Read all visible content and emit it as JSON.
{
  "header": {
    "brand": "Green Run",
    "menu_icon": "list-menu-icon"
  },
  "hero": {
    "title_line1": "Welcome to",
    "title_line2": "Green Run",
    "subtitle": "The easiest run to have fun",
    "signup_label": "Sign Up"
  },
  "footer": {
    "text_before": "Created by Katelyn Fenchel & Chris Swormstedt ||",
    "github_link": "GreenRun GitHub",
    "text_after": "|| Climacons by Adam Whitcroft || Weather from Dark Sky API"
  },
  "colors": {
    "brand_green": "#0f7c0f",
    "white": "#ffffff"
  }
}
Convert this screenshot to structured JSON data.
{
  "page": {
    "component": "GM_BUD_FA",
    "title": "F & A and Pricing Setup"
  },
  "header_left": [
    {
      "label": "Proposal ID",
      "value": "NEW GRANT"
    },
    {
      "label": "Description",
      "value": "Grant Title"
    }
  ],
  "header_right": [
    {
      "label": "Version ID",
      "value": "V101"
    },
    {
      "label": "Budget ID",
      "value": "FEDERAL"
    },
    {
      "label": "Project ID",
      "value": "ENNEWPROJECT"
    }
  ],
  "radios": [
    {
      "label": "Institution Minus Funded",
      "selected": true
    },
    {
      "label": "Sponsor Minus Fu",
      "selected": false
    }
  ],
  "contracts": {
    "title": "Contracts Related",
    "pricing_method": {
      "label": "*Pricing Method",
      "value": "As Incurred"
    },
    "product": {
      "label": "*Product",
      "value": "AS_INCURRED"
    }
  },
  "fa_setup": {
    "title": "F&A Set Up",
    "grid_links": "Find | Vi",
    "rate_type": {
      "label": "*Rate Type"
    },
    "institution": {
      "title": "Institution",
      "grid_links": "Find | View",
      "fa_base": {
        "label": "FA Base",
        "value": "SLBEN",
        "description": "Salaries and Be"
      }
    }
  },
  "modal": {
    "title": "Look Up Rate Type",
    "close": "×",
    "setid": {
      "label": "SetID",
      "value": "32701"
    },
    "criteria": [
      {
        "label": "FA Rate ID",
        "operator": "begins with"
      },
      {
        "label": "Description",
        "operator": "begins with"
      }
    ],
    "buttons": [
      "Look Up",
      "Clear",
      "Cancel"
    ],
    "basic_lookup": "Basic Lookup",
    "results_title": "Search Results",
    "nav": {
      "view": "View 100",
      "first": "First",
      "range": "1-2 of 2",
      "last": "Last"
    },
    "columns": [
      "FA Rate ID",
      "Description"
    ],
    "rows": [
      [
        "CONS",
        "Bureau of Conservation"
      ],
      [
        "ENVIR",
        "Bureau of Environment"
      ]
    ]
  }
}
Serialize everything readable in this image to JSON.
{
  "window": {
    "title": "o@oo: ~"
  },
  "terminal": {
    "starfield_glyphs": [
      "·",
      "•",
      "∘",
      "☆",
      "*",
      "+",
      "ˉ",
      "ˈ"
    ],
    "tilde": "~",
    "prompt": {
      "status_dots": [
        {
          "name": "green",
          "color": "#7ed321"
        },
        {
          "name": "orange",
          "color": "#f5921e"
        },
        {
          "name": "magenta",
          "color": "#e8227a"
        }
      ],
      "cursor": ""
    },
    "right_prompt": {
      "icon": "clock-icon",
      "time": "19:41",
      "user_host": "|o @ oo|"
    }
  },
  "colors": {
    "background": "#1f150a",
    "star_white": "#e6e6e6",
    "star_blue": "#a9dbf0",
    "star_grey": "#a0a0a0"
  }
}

::::

- EXERCISE OBJECTIVE
Output each entry precisely as given.

- SOLUTION TO THE PROBLEM
Read all visible content and emit it as JSON.
{
  "header": {
    "brand": "Green Run",
    "menu_icon": "list-menu-icon"
  },
  "hero": {
    "title_line1": "Welcome to",
    "title_line2": "Green Run",
    "subtitle": "The easiest run to have fun",
    "signup_label": "Sign Up"
  },
  "footer": {
    "text_before": "Created by Katelyn Fenchel & Chris Swormstedt ||",
    "github_link": "GreenRun GitHub",
    "text_after": "|| Climacons by Adam Whitcroft || Weather from Dark Sky API"
  },
  "colors": {
    "brand_green": "#0f7c0f",
    "white": "#ffffff"
  }
}
Convert this screenshot to structured JSON data.
{
  "page": {
    "component": "GM_BUD_FA",
    "title": "F & A and Pricing Setup"
  },
  "header_left": [
    {
      "label": "Proposal ID",
      "value": "NEW GRANT"
    },
    {
      "label": "Description",
      "value": "Grant Title"
    }
  ],
  "header_right": [
    {
      "label": "Version ID",
      "value": "V101"
    },
    {
      "label": "Budget ID",
      "value": "FEDERAL"
    },
    {
      "label": "Project ID",
      "value": "ENNEWPROJECT"
    }
  ],
  "radios": [
    {
      "label": "Institution Minus Funded",
      "selected": true
    },
    {
      "label": "Sponsor Minus Fu",
      "selected": false
    }
  ],
  "contracts": {
    "title": "Contracts Related",
    "pricing_method": {
      "label": "*Pricing Method",
      "value": "As Incurred"
    },
    "product": {
      "label": "*Product",
      "value": "AS_INCURRED"
    }
  },
  "fa_setup": {
    "title": "F&A Set Up",
    "grid_links": "Find | Vi",
    "rate_type": {
      "label": "*Rate Type"
    },
    "institution": {
      "title": "Institution",
      "grid_links": "Find | View",
      "fa_base": {
        "label": "FA Base",
        "value": "SLBEN",
        "description": "Salaries and Be"
      }
    }
  },
  "modal": {
    "title": "Look Up Rate Type",
    "close": "×",
    "setid": {
      "label": "SetID",
      "value": "32701"
    },
    "criteria": [
      {
        "label": "FA Rate ID",
        "operator": "begins with"
      },
      {
        "label": "Description",
        "operator": "begins with"
      }
    ],
    "buttons": [
      "Look Up",
      "Clear",
      "Cancel"
    ],
    "basic_lookup": "Basic Lookup",
    "results_title": "Search Results",
    "nav": {
      "view": "View 100",
      "first": "First",
      "range": "1-2 of 2",
      "last": "Last"
    },
    "columns": [
      "FA Rate ID",
      "Description"
    ],
    "rows": [
      [
        "CONS",
        "Bureau of Conservation"
      ],
      [
        "ENVIR",
        "Bureau of Environment"
      ]
    ]
  }
}
Serialize everything readable in this image to JSON.
{
  "window": {
    "title": "o@oo: ~"
  },
  "terminal": {
    "starfield_glyphs": [
      "·",
      "•",
      "∘",
      "☆",
      "*",
      "+",
      "ˉ",
      "ˈ"
    ],
    "tilde": "~",
    "prompt": {
      "status_dots": [
        {
          "name": "green",
          "color": "#7ed321"
        },
        {
          "name": "orange",
          "color": "#f5921e"
        },
        {
          "name": "magenta",
          "color": "#e8227a"
        }
      ],
      "cursor": ""
    },
    "right_prompt": {
      "icon": "clock-icon",
      "time": "19:41",
      "user_host": "|o @ oo|"
    }
  },
  "colors": {
    "background": "#1f150a",
    "star_white": "#e6e6e6",
    "star_blue": "#a9dbf0",
    "star_grey": "#a0a0a0"
  }
}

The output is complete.